▽
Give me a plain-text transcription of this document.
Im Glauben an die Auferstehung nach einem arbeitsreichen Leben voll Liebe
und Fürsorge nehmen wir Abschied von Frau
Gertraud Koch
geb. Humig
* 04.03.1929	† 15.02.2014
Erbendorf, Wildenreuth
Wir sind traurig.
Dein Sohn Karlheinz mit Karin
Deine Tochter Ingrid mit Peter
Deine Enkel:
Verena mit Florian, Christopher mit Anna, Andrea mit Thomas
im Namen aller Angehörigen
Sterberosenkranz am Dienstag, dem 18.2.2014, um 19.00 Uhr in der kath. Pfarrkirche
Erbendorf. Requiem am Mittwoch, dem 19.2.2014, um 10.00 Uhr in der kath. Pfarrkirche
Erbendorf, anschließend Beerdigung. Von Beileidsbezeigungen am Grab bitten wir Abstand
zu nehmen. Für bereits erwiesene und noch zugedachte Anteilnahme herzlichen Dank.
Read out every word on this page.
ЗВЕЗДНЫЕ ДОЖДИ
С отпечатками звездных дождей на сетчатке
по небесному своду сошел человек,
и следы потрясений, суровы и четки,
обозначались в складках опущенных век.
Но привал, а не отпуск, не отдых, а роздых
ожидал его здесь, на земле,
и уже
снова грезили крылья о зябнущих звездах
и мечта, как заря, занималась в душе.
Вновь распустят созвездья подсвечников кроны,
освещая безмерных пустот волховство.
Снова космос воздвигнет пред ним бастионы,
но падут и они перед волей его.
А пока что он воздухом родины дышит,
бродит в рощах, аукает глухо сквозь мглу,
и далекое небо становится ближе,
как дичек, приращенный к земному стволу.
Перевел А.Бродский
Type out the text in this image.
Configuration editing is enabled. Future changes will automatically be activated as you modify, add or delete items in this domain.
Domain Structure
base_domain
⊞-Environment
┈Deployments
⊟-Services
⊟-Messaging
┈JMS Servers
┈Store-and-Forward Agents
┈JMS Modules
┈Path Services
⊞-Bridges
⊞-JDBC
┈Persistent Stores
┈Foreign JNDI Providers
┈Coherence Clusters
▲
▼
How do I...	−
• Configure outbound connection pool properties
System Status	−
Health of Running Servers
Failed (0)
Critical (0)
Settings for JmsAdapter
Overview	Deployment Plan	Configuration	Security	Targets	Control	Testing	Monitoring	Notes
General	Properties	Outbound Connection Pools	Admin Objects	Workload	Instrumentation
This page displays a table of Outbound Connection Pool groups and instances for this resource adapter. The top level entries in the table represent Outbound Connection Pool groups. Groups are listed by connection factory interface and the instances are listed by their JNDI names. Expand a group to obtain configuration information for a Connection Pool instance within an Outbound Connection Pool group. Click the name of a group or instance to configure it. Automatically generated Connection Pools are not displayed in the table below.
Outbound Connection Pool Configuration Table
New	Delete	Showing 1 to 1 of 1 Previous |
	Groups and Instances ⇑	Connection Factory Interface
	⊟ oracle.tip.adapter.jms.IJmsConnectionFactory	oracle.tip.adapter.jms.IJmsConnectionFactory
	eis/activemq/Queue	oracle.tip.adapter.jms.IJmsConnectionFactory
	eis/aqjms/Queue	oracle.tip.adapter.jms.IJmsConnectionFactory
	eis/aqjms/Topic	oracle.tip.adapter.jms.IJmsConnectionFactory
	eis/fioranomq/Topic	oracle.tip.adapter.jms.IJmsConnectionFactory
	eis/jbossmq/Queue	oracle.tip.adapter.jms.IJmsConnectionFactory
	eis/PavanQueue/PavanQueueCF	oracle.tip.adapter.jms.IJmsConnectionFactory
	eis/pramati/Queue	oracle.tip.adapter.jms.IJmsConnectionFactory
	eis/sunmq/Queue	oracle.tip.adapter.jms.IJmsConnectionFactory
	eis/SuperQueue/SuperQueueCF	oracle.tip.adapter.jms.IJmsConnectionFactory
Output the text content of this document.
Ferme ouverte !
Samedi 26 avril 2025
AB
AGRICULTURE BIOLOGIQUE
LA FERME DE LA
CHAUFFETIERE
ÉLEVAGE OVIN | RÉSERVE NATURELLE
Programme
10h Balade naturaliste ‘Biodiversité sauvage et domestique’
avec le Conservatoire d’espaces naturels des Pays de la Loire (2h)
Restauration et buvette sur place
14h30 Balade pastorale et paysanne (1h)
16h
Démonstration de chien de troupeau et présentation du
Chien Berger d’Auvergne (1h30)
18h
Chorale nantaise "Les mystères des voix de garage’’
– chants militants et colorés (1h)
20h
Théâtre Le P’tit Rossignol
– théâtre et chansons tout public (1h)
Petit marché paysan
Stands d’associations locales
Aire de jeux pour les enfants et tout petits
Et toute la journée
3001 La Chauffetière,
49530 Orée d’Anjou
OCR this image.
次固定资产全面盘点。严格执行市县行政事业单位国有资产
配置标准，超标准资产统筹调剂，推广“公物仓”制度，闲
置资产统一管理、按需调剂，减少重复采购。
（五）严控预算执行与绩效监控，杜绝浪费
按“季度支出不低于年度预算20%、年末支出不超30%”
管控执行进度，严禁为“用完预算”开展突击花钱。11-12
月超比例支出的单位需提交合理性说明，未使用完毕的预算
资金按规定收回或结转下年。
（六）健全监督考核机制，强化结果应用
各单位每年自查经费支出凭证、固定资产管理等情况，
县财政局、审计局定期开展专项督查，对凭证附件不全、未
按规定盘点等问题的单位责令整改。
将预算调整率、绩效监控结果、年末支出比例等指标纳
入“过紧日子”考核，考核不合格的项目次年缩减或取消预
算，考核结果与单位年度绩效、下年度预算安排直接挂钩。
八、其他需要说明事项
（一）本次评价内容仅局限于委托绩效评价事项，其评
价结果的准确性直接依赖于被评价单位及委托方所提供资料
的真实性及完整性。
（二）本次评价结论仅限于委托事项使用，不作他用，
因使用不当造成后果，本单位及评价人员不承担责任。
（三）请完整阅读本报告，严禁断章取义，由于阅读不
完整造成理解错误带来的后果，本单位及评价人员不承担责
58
△
**Short task**: Find each line with the string "Pfarrkirche" and copy it out.

**Exercise response**:
Sterberosenkranz am Dienstag, dem 18.2.2014, um 19.00 Uhr in der kath. Pfarrkirche
Erbendorf. Requiem am Mittwoch, dem 19.2.2014, um 10.00 Uhr in der kath. Pfarrkirche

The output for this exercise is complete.